What you have to do:
Copy each line exactly. Drop every picture.

The records:
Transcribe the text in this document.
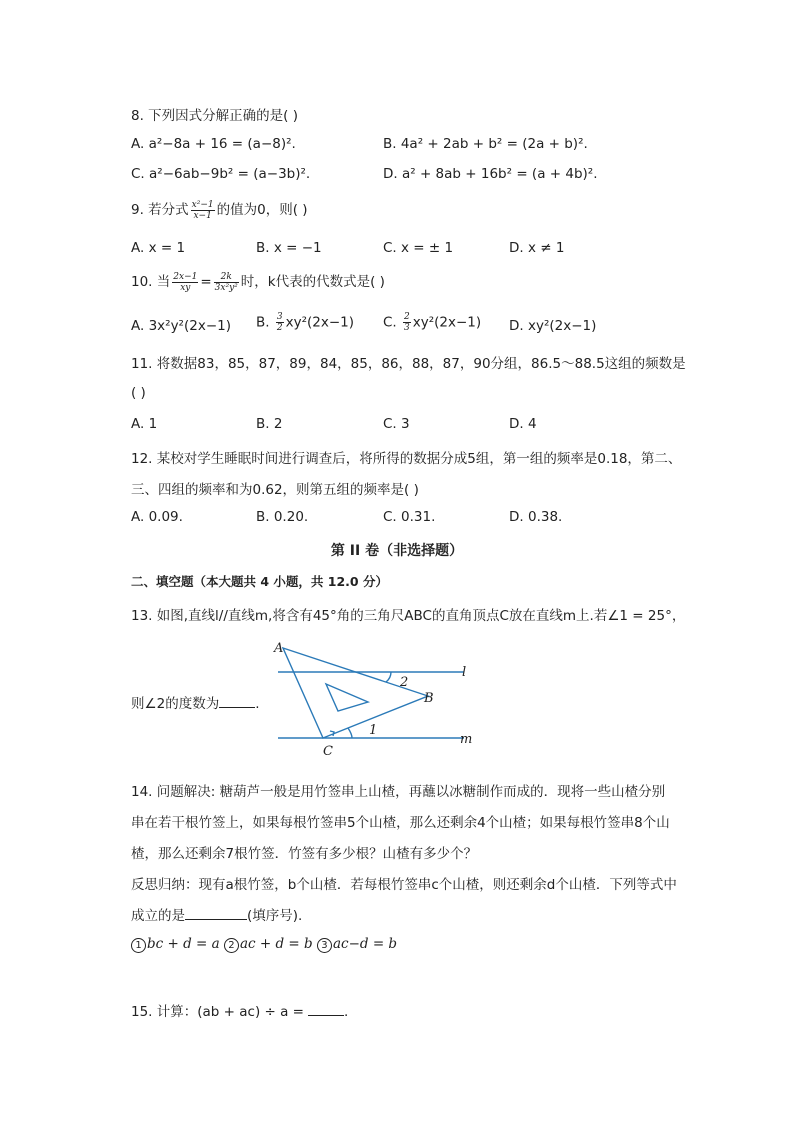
8. 下列因式分解正确的是( )
A. a²−8a + 16 = (a−8)².	B. 4a² + 2ab + b² = (2a + b)².
C. a²−6ab−9b² = (a−3b)².	D. a² + 8ab + 16b² = (a + 4b)².
9. 若分式 $\frac{\text{x²−1}}{x-1}$ 的值为0，则( )
A. x = 1	B. x = −1	C. x = ± 1	D. x ≠ 1
10. 当 $\frac{2x-1}{xy} = \frac{2k}{\text{3x²y²}}$ 时，k代表的代数式是( )
A. 3x²y²(2x−1) B. $\frac{3}{2} xy^2(2x-1)$ C. $\frac{2}{3} xy^2(2x-1)$ D. xy²(2x−1)
11. 将数据83，85，87，89，84，85，86，88，87，90分组，86.5～88.5这组的频数是
( )
A. 1	B. 2	C. 3	D. 4
12. 某校对学生睡眠时间进行调查后，将所得的数据分成5组，第一组的频率是0.18，第二、
三、四组的频率和为0.62，则第五组的频率是( )
A. 0.09.	B. 0.20.	C. 0.31.	D. 0.38.
第 II 卷（非选择题）
二、填空题（本大题共 4 小题，共 12.0 分）
13. 如图,直线l//直线m,将含有45°角的三角尺ABC的直角顶点C放在直线m上.若∠1 = 25°，
则∠2的度数为	.
A
B
C
l
m
1
2
14. 问题解决: 糖葫芦一般是用竹签串上山楂，再蘸以冰糖制作而成的．现将一些山楂分别
串在若干根竹签上，如果每根竹签串5个山楂，那么还剩余4个山楂；如果每根竹签串8个山
楂，那么还剩余7根竹签．竹签有多少根？山楂有多少个？
反思归纳：现有a根竹签，b个山楂．若每根竹签串c个山楂，则还剩余d个山楂．下列等式中
成立的是	(填序号).
1 bc + d = a 2 ac + d = b 3 ac−d = b
15. 计算：(ab + ac) ÷ a =	.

Completed exercise:
Transcribe the text in this document.
8. 下列因式分解正确的是( )
A. a²−8a + 16 = (a−8)².	B. 4a² + 2ab + b² = (2a + b)².
C. a²−6ab−9b² = (a−3b)².	D. a² + 8ab + 16b² = (a + 4b)².
9. 若分式 $\frac{\text{x²−1}}{x-1}$ 的值为0，则( )
A. x = 1	B. x = −1	C. x = ± 1	D. x ≠ 1
10. 当 $\frac{2x-1}{xy} = \frac{2k}{\text{3x²y²}}$ 时，k代表的代数式是( )
A. 3x²y²(2x−1) B. $\frac{3}{2} xy^2(2x-1)$ C. $\frac{2}{3} xy^2(2x-1)$ D. xy²(2x−1)
11. 将数据83，85，87，89，84，85，86，88，87，90分组，86.5～88.5这组的频数是
( )
A. 1	B. 2	C. 3	D. 4
12. 某校对学生睡眠时间进行调查后，将所得的数据分成5组，第一组的频率是0.18，第二、
三、四组的频率和为0.62，则第五组的频率是( )
A. 0.09.	B. 0.20.	C. 0.31.	D. 0.38.
第 II 卷（非选择题）
二、填空题（本大题共 4 小题，共 12.0 分）
13. 如图,直线l//直线m,将含有45°角的三角尺ABC的直角顶点C放在直线m上.若∠1 = 25°，
则∠2的度数为	.
A
B
C
l
m
1
2
14. 问题解决: 糖葫芦一般是用竹签串上山楂，再蘸以冰糖制作而成的．现将一些山楂分别
串在若干根竹签上，如果每根竹签串5个山楂，那么还剩余4个山楂；如果每根竹签串8个山
楂，那么还剩余7根竹签．竹签有多少根？山楂有多少个？
反思归纳：现有a根竹签，b个山楂．若每根竹签串c个山楂，则还剩余d个山楂．下列等式中
成立的是	(填序号).
1 bc + d = a 2 ac + d = b 3 ac−d = b
15. 计算：(ab + ac) ÷ a =	.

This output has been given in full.